> **Instructions to follow**: Retype the data below without altering anything.

--- START Data for this exercise ---

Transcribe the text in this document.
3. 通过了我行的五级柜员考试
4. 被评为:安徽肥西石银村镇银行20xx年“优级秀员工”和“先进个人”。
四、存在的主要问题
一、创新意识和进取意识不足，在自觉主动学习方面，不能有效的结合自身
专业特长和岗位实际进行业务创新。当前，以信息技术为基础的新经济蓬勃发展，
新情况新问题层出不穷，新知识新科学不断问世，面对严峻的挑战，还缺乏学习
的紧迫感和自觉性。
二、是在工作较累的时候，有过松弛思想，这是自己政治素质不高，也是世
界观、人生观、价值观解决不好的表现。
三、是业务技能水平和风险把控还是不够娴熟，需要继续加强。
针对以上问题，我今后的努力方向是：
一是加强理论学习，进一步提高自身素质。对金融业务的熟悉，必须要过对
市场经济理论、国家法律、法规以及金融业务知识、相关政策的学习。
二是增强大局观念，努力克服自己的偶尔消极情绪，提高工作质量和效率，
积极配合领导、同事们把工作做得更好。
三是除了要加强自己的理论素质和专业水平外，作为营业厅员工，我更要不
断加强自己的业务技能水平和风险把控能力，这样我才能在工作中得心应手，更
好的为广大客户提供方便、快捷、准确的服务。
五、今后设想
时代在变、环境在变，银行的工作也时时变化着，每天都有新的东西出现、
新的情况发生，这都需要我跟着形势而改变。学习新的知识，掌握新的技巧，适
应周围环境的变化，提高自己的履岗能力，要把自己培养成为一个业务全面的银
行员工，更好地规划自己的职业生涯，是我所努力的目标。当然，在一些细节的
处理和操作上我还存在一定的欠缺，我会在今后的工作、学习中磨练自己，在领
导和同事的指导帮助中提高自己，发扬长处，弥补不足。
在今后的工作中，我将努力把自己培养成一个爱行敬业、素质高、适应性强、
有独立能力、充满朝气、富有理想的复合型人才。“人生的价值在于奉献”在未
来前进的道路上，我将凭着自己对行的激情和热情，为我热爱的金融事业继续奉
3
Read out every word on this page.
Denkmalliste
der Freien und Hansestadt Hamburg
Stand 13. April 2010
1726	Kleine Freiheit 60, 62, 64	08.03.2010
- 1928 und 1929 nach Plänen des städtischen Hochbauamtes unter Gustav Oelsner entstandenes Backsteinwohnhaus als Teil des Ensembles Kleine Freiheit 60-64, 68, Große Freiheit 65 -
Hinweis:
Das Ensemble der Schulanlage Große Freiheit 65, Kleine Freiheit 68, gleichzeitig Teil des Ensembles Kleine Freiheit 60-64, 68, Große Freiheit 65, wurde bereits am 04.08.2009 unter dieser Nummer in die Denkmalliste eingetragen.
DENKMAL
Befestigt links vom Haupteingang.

--- END Data for this exercise ---

> **In response**:
Transcribe the text in this document.
3. 通过了我行的五级柜员考试
4. 被评为:安徽肥西石银村镇银行20xx年“优级秀员工”和“先进个人”。
四、存在的主要问题
一、创新意识和进取意识不足，在自觉主动学习方面，不能有效的结合自身
专业特长和岗位实际进行业务创新。当前，以信息技术为基础的新经济蓬勃发展，
新情况新问题层出不穷，新知识新科学不断问世，面对严峻的挑战，还缺乏学习
的紧迫感和自觉性。
二、是在工作较累的时候，有过松弛思想，这是自己政治素质不高，也是世
界观、人生观、价值观解决不好的表现。
三、是业务技能水平和风险把控还是不够娴熟，需要继续加强。
针对以上问题，我今后的努力方向是：
一是加强理论学习，进一步提高自身素质。对金融业务的熟悉，必须要过对
市场经济理论、国家法律、法规以及金融业务知识、相关政策的学习。
二是增强大局观念，努力克服自己的偶尔消极情绪，提高工作质量和效率，
积极配合领导、同事们把工作做得更好。
三是除了要加强自己的理论素质和专业水平外，作为营业厅员工，我更要不
断加强自己的业务技能水平和风险把控能力，这样我才能在工作中得心应手，更
好的为广大客户提供方便、快捷、准确的服务。
五、今后设想
时代在变、环境在变，银行的工作也时时变化着，每天都有新的东西出现、
新的情况发生，这都需要我跟着形势而改变。学习新的知识，掌握新的技巧，适
应周围环境的变化，提高自己的履岗能力，要把自己培养成为一个业务全面的银
行员工，更好地规划自己的职业生涯，是我所努力的目标。当然，在一些细节的
处理和操作上我还存在一定的欠缺，我会在今后的工作、学习中磨练自己，在领
导和同事的指导帮助中提高自己，发扬长处，弥补不足。
在今后的工作中，我将努力把自己培养成一个爱行敬业、素质高、适应性强、
有独立能力、充满朝气、富有理想的复合型人才。“人生的价值在于奉献”在未
来前进的道路上，我将凭着自己对行的激情和热情，为我热爱的金融事业继续奉
3
Read out every word on this page.
Denkmalliste
der Freien und Hansestadt Hamburg
Stand 13. April 2010
1726	Kleine Freiheit 60, 62, 64	08.03.2010
- 1928 und 1929 nach Plänen des städtischen Hochbauamtes unter Gustav Oelsner entstandenes Backsteinwohnhaus als Teil des Ensembles Kleine Freiheit 60-64, 68, Große Freiheit 65 -
Hinweis:
Das Ensemble der Schulanlage Große Freiheit 65, Kleine Freiheit 68, gleichzeitig Teil des Ensembles Kleine Freiheit 60-64, 68, Große Freiheit 65, wurde bereits am 04.08.2009 unter dieser Nummer in die Denkmalliste eingetragen.
DENKMAL
Befestigt links vom Haupteingang.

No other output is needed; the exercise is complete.